(Exercise objective): Pull out every line from the listing that has the word "безопасности".

----- Data to use

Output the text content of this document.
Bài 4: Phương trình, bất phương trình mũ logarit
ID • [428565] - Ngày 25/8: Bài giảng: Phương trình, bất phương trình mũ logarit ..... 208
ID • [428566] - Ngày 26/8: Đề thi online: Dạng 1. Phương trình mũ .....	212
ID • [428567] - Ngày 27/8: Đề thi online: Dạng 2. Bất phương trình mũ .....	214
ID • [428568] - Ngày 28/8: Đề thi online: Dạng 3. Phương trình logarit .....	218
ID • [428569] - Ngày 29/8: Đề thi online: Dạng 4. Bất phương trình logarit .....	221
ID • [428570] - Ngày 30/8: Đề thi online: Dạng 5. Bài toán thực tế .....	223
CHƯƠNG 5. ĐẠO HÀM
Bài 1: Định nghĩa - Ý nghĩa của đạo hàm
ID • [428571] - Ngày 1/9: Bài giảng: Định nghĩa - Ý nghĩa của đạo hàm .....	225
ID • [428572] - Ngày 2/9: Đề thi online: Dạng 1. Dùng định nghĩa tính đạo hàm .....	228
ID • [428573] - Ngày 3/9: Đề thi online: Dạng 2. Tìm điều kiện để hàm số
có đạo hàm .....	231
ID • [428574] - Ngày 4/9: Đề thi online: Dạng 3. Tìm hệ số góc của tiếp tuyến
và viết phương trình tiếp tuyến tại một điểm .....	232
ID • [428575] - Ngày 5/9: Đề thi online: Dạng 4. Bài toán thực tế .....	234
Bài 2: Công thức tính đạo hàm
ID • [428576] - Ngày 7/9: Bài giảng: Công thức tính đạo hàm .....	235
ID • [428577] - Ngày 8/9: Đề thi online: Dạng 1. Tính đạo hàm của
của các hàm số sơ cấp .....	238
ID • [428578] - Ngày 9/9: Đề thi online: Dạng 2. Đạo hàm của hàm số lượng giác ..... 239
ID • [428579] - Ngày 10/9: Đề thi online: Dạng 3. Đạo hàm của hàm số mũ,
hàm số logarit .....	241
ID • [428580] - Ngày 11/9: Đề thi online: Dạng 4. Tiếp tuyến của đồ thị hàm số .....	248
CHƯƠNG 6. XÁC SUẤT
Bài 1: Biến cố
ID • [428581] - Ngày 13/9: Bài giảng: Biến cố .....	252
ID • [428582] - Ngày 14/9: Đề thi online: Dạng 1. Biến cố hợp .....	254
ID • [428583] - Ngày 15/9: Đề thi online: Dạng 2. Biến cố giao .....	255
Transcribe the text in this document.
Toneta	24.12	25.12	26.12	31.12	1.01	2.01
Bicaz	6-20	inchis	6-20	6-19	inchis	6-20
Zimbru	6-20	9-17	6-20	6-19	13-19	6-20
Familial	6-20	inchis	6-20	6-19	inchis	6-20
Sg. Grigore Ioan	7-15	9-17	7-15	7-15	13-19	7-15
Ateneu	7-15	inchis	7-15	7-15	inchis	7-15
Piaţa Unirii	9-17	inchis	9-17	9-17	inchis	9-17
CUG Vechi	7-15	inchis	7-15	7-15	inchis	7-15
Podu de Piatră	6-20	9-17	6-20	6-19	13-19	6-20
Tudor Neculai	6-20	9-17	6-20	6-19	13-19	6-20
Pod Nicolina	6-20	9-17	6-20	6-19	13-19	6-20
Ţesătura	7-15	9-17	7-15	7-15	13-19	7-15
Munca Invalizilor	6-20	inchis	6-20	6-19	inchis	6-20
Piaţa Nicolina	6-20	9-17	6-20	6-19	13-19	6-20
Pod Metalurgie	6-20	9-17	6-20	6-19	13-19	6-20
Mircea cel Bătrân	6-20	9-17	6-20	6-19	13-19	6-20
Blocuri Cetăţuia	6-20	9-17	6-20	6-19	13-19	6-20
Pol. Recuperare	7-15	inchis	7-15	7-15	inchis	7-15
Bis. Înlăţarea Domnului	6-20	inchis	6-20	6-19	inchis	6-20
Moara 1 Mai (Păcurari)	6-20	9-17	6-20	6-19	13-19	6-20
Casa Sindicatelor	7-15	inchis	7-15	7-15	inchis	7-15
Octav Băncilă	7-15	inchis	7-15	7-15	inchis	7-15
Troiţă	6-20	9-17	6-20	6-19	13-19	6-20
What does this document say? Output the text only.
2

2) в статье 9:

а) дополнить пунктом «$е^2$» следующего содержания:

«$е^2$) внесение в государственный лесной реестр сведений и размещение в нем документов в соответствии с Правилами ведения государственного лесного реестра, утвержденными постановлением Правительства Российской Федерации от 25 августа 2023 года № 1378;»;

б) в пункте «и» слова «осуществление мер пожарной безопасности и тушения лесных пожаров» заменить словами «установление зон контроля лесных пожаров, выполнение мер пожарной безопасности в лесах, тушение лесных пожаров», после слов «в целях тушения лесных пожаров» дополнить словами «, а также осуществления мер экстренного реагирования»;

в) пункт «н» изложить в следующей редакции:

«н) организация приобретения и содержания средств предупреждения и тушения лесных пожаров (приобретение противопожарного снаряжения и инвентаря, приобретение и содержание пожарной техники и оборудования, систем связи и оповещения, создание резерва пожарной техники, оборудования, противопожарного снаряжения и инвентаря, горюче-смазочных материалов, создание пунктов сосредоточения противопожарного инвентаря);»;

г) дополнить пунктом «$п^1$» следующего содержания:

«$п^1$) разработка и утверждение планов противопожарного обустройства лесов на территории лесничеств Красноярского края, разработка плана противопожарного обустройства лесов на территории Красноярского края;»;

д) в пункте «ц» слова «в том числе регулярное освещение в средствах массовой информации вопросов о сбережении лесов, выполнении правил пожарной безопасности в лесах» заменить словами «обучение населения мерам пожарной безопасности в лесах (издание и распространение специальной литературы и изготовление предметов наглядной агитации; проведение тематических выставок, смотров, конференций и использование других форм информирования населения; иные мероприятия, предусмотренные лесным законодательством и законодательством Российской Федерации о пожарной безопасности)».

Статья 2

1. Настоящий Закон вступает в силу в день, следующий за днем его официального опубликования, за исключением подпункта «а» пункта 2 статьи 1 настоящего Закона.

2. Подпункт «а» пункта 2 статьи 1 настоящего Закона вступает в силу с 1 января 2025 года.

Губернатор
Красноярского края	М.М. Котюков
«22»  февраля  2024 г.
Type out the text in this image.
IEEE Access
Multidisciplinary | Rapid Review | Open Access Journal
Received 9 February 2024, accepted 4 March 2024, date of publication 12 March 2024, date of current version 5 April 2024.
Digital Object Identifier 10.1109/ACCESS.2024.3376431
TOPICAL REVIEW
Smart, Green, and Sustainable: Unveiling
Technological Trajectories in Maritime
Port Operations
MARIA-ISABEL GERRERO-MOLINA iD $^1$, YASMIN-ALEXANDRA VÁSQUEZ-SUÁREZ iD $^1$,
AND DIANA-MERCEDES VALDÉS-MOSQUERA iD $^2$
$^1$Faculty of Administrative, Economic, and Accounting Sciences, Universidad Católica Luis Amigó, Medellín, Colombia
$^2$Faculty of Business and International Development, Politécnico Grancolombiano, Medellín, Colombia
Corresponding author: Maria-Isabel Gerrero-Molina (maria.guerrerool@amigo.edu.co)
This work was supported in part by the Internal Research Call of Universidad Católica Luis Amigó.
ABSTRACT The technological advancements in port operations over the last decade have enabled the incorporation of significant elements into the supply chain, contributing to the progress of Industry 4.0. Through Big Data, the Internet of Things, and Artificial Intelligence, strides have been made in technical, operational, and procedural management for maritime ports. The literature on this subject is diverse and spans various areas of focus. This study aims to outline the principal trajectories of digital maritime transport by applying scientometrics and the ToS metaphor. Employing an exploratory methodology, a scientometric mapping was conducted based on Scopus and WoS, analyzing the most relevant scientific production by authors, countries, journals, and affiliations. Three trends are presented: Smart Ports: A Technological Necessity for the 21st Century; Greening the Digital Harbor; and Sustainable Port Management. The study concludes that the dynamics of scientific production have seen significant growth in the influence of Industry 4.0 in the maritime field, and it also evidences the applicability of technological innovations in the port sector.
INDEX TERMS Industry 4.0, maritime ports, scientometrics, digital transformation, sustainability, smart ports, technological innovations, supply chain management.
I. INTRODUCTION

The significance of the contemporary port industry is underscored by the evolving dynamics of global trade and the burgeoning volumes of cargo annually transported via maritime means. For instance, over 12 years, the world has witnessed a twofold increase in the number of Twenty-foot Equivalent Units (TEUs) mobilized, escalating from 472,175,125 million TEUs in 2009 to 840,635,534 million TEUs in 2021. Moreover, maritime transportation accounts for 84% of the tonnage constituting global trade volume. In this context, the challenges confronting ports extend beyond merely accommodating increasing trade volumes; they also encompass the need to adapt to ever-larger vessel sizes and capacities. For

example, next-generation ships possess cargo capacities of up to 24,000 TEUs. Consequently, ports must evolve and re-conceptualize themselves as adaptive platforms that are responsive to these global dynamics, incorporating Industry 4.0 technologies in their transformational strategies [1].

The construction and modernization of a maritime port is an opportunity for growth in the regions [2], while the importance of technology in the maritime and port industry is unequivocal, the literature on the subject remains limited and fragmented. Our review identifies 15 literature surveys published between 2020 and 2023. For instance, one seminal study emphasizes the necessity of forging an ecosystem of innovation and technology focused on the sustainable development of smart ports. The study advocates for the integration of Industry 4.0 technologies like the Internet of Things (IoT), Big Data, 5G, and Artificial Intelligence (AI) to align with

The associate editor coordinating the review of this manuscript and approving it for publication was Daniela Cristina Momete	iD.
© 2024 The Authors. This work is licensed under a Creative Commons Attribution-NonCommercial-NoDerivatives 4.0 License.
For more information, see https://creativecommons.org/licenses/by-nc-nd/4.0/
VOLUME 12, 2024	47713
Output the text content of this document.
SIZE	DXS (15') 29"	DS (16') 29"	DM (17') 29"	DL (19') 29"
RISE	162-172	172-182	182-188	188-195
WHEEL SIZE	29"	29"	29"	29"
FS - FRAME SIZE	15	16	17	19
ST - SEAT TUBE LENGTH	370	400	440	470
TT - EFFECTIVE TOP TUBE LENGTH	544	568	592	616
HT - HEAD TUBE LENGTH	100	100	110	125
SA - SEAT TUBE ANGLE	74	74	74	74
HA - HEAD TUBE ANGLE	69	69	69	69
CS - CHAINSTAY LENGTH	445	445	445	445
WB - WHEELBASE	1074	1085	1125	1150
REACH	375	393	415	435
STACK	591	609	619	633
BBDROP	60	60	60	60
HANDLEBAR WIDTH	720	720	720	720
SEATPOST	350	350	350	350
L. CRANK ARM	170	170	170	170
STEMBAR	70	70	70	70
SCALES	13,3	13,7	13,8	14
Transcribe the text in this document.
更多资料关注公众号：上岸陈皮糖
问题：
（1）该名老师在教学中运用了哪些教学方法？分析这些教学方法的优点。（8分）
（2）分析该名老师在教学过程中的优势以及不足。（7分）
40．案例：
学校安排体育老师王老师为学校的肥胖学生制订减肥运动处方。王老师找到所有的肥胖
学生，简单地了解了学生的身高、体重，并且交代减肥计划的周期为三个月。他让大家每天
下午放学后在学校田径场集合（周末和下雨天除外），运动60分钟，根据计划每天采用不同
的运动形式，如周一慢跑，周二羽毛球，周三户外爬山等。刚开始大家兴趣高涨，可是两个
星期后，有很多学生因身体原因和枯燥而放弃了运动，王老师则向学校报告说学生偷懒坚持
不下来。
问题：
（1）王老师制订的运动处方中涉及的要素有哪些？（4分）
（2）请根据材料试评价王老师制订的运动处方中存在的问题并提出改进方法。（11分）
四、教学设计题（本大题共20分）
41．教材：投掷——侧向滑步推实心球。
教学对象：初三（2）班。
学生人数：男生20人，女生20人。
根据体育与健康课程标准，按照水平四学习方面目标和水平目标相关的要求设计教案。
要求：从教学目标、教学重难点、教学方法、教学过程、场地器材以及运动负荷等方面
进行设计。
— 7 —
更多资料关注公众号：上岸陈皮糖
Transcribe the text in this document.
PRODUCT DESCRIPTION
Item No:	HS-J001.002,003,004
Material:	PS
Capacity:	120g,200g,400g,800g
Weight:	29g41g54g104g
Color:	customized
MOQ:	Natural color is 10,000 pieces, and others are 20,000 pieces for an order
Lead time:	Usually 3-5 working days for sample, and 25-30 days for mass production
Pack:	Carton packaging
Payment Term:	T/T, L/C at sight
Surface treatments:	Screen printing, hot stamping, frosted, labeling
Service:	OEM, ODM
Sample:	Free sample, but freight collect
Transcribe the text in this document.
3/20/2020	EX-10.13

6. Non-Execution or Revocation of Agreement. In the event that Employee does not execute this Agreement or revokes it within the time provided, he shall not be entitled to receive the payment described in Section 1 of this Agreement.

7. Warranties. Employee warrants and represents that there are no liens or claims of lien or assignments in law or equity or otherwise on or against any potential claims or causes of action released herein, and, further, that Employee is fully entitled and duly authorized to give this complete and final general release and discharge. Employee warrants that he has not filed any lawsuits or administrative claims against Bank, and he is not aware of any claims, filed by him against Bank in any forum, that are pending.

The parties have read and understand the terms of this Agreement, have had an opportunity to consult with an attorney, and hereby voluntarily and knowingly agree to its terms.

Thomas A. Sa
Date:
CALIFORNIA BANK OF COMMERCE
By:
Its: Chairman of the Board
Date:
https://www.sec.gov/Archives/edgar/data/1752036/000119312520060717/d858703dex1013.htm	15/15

----------

(Task result):
б) в пункте «и» слова «осуществление мер пожарной безопасности и тушения лесных пожаров» заменить словами «установление зон контроля лесных пожаров, выполнение мер пожарной безопасности в лесах, тушение лесных пожаров», после слов «в целях тушения лесных пожаров» дополнить словами «, а также осуществления мер экстренного реагирования»;
д) в пункте «ц» слова «в том числе регулярное освещение в средствах массовой информации вопросов о сбережении лесов, выполнении правил пожарной безопасности в лесах» заменить словами «обучение населения мерам пожарной безопасности в лесах (издание и распространение специальной литературы и изготовление предметов наглядной агитации; проведение тематических выставок, смотров, конференций и использование других форм информирования населения; иные мероприятия, предусмотренные лесным законодательством и законодательством Российской Федерации о пожарной безопасности)».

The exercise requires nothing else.